Directive – Count every line that has "color" in it and give the total, nothing more.

(Figure contents as structured data)
+ + +

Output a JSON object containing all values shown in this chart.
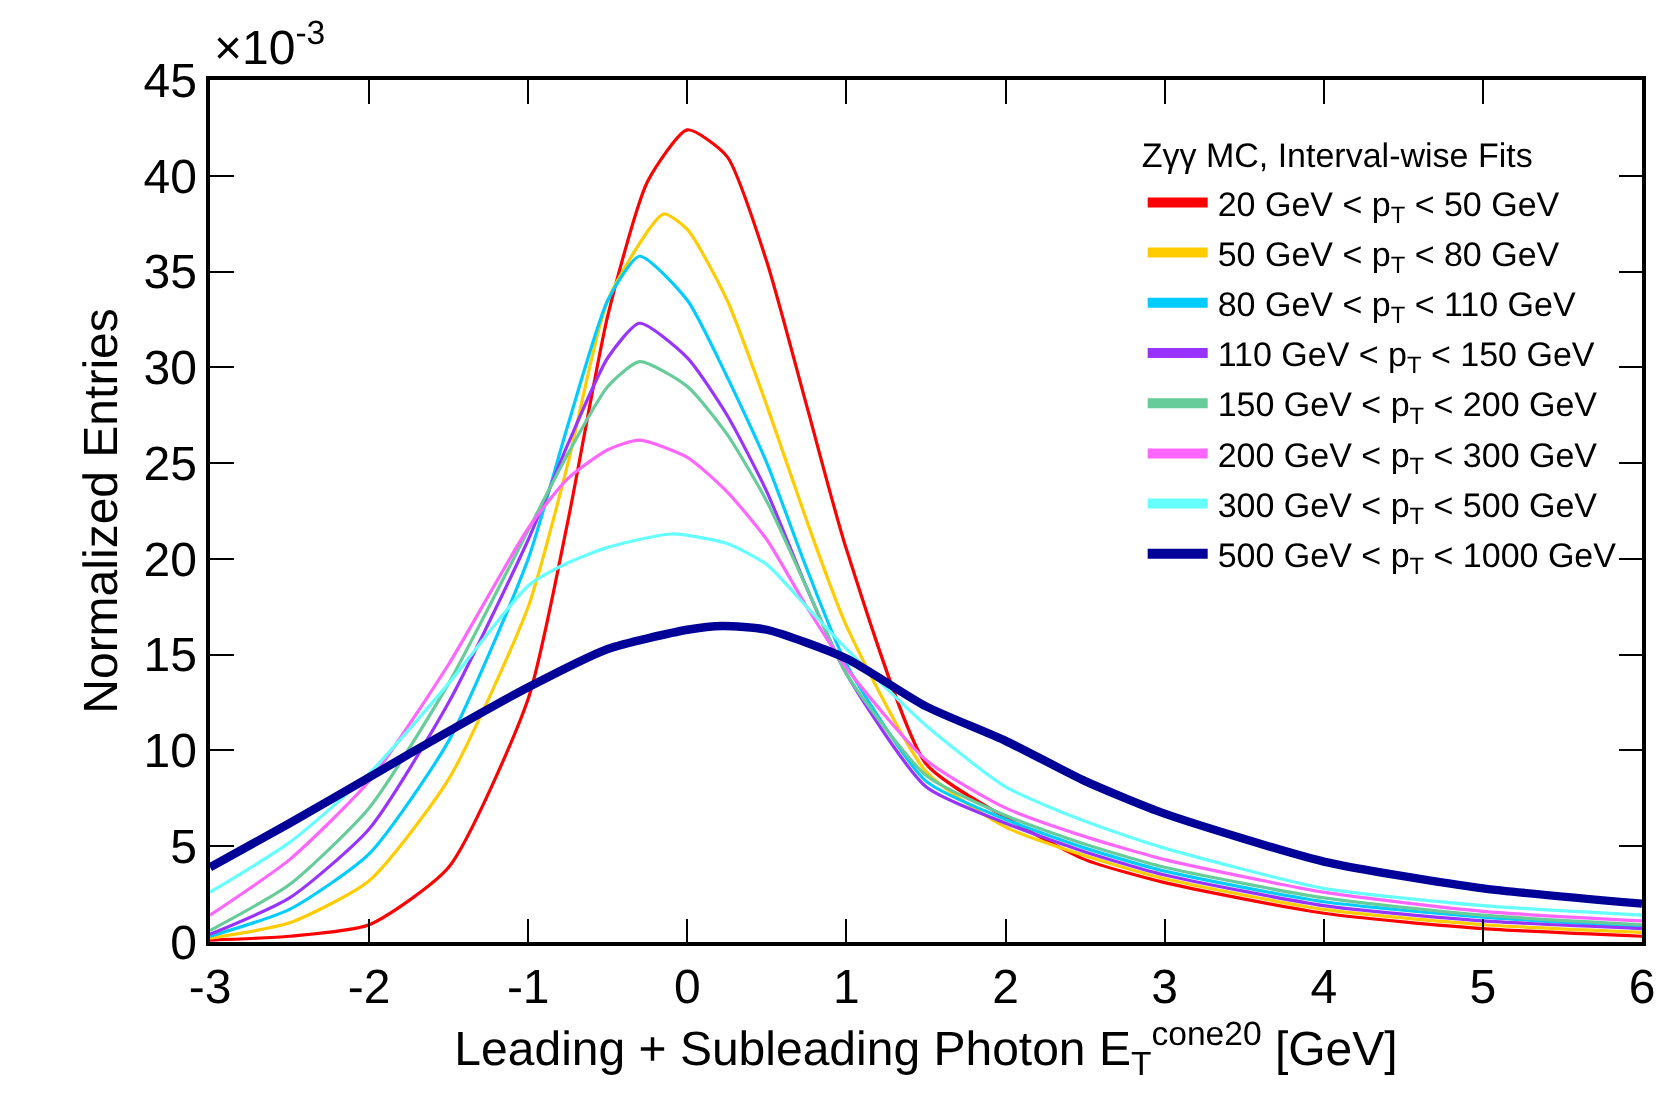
{
  "chart_data": {
    "type": "line",
    "xlabel": "Leading + Subleading Photon E$_{T}$$^{cone20}$ [GeV]",
    "ylabel": "Normalized Entries",
    "legend_title": "Zγγ MC, Interval-wise Fits",
    "annotations": [
      "×10$^{-3}$"
    ],
    "xlim": [
      -3,
      6
    ],
    "xticks": [
      -3,
      -2,
      -1,
      0,
      1,
      2,
      3,
      4,
      5,
      6
    ],
    "ylim": [
      0,
      45
    ],
    "yticks": [
      0,
      5,
      10,
      15,
      20,
      25,
      30,
      35,
      40,
      45
    ],
    "legend": "top right",
    "marker": "none",
    "line_style": "solid",
    "series": [
      {
        "name": "20 GeV < p$_{T}$ < 50 GeV",
        "color": "#ff0000",
        "x": [
          -3,
          -2.5,
          -2,
          -1.5,
          -1,
          -0.75,
          -0.5,
          -0.25,
          0,
          0.25,
          0.5,
          0.75,
          1,
          1.5,
          2,
          2.5,
          3,
          4,
          5,
          6
        ],
        "values": [
          0.1,
          0.3,
          0.9,
          3.9,
          12.7,
          22,
          32.7,
          39.7,
          42.4,
          41,
          35.5,
          28,
          20.5,
          9.3,
          6.5,
          4.3,
          3.1,
          1.5,
          0.7,
          0.3
        ]
      },
      {
        "name": "50 GeV < p$_{T}$ < 80 GeV",
        "color": "#ffcc00",
        "x": [
          -3,
          -2.5,
          -2,
          -1.5,
          -1,
          -0.75,
          -0.5,
          -0.15,
          0,
          0.25,
          0.5,
          0.75,
          1,
          1.5,
          2,
          2.5,
          3,
          4,
          5,
          6
        ],
        "values": [
          0.2,
          1.0,
          3.2,
          8.5,
          17.5,
          25,
          33.5,
          38,
          37.2,
          33.5,
          28,
          22,
          16.5,
          8.9,
          6.0,
          4.5,
          3.3,
          1.7,
          0.9,
          0.5
        ]
      },
      {
        "name": "80 GeV < p$_{T}$ < 110 GeV",
        "color": "#00ccff",
        "x": [
          -3,
          -2.5,
          -2,
          -1.5,
          -1,
          -0.75,
          -0.5,
          -0.3,
          0,
          0.25,
          0.5,
          0.75,
          1,
          1.5,
          2,
          2.5,
          3,
          4,
          5,
          6
        ],
        "values": [
          0.3,
          1.7,
          4.6,
          10.5,
          20,
          27,
          33.5,
          35.8,
          33.5,
          29.5,
          25,
          19.5,
          14.5,
          8.4,
          6.4,
          4.9,
          3.7,
          2.1,
          1.3,
          0.8
        ]
      },
      {
        "name": "110 GeV < p$_{T}$ < 150 GeV",
        "color": "#9933ff",
        "x": [
          -3,
          -2.5,
          -2,
          -1.5,
          -1,
          -0.75,
          -0.5,
          -0.3,
          0,
          0.25,
          0.5,
          0.75,
          1,
          1.5,
          2,
          2.5,
          3,
          4,
          5,
          6
        ],
        "values": [
          0.4,
          2.3,
          5.9,
          12.5,
          21,
          26,
          30.5,
          32.3,
          30.5,
          27.5,
          23.5,
          18.5,
          14,
          8.1,
          6.2,
          4.7,
          3.5,
          1.9,
          1.1,
          0.7
        ]
      },
      {
        "name": "150 GeV < p$_{T}$ < 200 GeV",
        "color": "#66cc99",
        "x": [
          -3,
          -2.5,
          -2,
          -1.5,
          -1,
          -0.75,
          -0.5,
          -0.3,
          0,
          0.25,
          0.5,
          0.75,
          1,
          1.5,
          2,
          2.5,
          3,
          4,
          5,
          6
        ],
        "values": [
          0.6,
          3,
          7,
          13.5,
          21.5,
          25.5,
          29,
          30.3,
          29,
          26.5,
          23,
          18.5,
          14,
          8.7,
          6.6,
          5.1,
          3.9,
          2.3,
          1.4,
          0.9
        ]
      },
      {
        "name": "200 GeV < p$_{T}$ < 300 GeV",
        "color": "#ff66ff",
        "x": [
          -3,
          -2.5,
          -2,
          -1.5,
          -1,
          -0.75,
          -0.5,
          -0.3,
          0,
          0.25,
          0.5,
          0.75,
          1,
          1.5,
          2,
          2.5,
          3,
          4,
          5,
          6
        ],
        "values": [
          1.4,
          4.3,
          8.4,
          14.5,
          21.6,
          24.2,
          25.7,
          26.2,
          25.3,
          23.5,
          21,
          17.5,
          14.3,
          9.5,
          7,
          5.5,
          4.3,
          2.6,
          1.6,
          1.1
        ]
      },
      {
        "name": "300 GeV < p$_{T}$ < 500 GeV",
        "color": "#66ffff",
        "x": [
          -3,
          -2.5,
          -2,
          -1.5,
          -1,
          -0.75,
          -0.5,
          -0.1,
          0.25,
          0.5,
          0.75,
          1,
          1.5,
          2,
          2.5,
          3,
          4,
          5,
          6
        ],
        "values": [
          2.6,
          5.2,
          8.8,
          13.5,
          18.6,
          19.8,
          20.6,
          21.3,
          20.8,
          19.7,
          17.5,
          15.3,
          11.3,
          8.1,
          6.3,
          4.9,
          2.8,
          1.9,
          1.4
        ]
      },
      {
        "name": "500 GeV < p$_{T}$ < 1000 GeV",
        "color": "#000099",
        "x": [
          -3,
          -2.5,
          -2,
          -1.5,
          -1,
          -0.5,
          0,
          0.22,
          0.5,
          1,
          1.5,
          2,
          2.5,
          3,
          4,
          5,
          6
        ],
        "values": [
          3.9,
          6.2,
          8.6,
          11,
          13.3,
          15.3,
          16.3,
          16.5,
          16.3,
          14.8,
          12.3,
          10.5,
          8.4,
          6.7,
          4.2,
          2.8,
          2
        ]
      }
    ]
  }
}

+ + +

Final answer – 8